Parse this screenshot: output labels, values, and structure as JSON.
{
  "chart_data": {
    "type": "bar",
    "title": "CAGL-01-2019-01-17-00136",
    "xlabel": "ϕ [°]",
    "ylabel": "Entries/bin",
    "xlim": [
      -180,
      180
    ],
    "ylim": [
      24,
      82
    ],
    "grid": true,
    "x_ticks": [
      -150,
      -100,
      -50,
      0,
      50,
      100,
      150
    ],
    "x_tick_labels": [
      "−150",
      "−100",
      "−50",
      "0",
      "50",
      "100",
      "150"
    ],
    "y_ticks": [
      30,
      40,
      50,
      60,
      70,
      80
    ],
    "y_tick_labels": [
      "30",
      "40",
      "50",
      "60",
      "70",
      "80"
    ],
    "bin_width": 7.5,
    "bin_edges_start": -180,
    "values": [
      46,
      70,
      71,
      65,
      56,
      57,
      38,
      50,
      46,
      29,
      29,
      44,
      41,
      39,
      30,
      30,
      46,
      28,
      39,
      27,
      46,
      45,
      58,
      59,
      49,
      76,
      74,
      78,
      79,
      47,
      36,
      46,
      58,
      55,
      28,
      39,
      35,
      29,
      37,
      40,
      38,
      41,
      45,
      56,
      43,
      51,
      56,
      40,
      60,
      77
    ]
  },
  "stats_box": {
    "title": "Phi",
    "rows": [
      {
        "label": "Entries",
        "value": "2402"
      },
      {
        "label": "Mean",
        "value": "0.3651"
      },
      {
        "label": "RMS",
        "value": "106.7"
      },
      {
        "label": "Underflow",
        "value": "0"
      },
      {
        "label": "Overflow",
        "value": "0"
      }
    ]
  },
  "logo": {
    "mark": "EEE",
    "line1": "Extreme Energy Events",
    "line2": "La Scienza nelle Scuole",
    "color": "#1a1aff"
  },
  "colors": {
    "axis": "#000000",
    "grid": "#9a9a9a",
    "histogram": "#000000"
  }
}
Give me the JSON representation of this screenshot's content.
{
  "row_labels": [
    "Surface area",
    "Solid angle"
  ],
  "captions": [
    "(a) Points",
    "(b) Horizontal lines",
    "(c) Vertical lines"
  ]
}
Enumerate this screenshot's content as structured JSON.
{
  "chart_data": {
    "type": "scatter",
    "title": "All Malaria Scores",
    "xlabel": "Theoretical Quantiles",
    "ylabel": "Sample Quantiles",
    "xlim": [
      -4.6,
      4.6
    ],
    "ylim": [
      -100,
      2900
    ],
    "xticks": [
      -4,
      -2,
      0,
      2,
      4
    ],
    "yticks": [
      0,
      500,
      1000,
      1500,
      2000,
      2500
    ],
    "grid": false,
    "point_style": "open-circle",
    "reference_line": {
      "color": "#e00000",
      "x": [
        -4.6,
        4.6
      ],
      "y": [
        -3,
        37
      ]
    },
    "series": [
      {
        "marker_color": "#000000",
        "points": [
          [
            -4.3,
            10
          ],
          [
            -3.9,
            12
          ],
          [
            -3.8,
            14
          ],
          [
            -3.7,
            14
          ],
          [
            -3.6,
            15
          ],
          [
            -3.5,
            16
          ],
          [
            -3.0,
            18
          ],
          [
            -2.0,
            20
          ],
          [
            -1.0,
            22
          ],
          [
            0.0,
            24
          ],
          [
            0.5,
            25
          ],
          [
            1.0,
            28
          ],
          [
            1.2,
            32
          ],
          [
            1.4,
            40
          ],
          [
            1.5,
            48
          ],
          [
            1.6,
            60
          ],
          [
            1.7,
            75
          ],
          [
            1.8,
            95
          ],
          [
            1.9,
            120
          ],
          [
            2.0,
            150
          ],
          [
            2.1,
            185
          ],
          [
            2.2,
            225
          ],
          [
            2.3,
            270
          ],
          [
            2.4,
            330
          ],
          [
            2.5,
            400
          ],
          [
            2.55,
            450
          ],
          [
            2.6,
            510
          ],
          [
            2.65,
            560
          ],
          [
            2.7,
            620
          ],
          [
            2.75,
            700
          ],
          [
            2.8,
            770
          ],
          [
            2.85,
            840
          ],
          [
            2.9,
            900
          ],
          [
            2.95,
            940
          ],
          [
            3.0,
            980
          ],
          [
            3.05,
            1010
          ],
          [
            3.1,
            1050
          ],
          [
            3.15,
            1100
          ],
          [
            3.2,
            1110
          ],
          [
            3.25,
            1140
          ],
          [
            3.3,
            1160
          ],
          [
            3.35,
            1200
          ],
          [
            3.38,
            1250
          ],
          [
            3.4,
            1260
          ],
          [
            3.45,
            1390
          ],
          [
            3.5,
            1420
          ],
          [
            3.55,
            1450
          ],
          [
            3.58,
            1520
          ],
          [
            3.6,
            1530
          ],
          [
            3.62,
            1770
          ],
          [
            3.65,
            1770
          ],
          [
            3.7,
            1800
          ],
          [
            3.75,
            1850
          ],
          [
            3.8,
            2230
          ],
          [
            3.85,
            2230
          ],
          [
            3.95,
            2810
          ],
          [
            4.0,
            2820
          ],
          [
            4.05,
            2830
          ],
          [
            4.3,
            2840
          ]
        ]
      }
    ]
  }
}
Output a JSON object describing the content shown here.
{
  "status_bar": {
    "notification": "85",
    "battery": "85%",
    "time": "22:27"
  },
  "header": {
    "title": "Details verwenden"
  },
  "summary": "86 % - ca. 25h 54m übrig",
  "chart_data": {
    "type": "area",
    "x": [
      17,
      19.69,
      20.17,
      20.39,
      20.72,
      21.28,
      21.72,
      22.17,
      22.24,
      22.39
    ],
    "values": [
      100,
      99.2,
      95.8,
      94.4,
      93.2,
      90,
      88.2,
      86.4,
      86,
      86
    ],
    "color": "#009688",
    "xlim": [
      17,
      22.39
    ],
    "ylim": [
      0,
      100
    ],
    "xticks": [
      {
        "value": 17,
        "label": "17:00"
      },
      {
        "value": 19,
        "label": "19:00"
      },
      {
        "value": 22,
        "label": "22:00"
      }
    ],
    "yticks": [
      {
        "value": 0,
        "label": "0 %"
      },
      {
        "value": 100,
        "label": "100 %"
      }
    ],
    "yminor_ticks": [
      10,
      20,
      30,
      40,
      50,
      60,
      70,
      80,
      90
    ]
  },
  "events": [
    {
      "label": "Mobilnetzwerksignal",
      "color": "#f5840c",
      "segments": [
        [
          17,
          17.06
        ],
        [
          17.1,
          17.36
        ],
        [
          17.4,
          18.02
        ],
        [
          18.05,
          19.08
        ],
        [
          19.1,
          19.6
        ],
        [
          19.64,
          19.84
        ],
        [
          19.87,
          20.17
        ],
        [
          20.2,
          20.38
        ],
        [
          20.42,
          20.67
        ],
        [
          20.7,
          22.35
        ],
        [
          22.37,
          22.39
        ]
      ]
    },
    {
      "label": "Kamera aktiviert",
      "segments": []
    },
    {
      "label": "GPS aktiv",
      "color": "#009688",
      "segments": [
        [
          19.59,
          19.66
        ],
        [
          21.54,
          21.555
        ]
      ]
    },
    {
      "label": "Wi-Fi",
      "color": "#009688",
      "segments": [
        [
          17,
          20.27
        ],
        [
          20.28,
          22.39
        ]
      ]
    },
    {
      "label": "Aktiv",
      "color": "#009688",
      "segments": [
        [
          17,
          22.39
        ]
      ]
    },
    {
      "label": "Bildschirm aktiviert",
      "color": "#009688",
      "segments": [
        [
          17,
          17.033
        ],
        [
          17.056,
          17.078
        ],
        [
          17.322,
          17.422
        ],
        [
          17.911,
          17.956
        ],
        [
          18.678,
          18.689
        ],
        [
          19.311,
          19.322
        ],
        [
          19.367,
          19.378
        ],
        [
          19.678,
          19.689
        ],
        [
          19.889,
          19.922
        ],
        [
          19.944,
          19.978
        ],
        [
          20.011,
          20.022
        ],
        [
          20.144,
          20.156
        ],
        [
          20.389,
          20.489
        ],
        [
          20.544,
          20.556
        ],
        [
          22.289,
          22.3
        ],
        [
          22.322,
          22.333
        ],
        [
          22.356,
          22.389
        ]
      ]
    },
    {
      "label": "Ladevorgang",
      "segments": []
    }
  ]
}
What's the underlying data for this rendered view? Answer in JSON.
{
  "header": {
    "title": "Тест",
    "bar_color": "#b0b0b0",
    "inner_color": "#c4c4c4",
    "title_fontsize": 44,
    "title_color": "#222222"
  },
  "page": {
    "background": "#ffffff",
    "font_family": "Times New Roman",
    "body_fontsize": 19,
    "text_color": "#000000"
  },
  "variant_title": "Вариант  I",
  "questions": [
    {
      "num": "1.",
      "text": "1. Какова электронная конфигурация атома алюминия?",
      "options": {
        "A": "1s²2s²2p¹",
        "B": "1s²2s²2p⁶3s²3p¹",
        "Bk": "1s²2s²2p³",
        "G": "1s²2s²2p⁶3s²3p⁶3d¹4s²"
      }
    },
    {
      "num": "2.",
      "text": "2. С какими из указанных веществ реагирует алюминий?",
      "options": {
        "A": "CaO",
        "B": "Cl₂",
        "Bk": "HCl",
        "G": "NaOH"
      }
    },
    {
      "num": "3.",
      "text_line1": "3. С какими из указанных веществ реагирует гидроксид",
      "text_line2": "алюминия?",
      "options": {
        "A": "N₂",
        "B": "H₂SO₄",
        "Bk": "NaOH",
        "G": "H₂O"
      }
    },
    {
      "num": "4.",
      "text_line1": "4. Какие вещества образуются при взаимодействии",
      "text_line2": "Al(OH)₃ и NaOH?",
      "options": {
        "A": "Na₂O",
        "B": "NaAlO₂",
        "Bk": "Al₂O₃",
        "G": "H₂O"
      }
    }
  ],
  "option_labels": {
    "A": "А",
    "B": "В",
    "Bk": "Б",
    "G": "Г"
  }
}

Problem statement: Across the data above, how many lines include the word "ylabel"? Give only the count.

Exercise solution: 2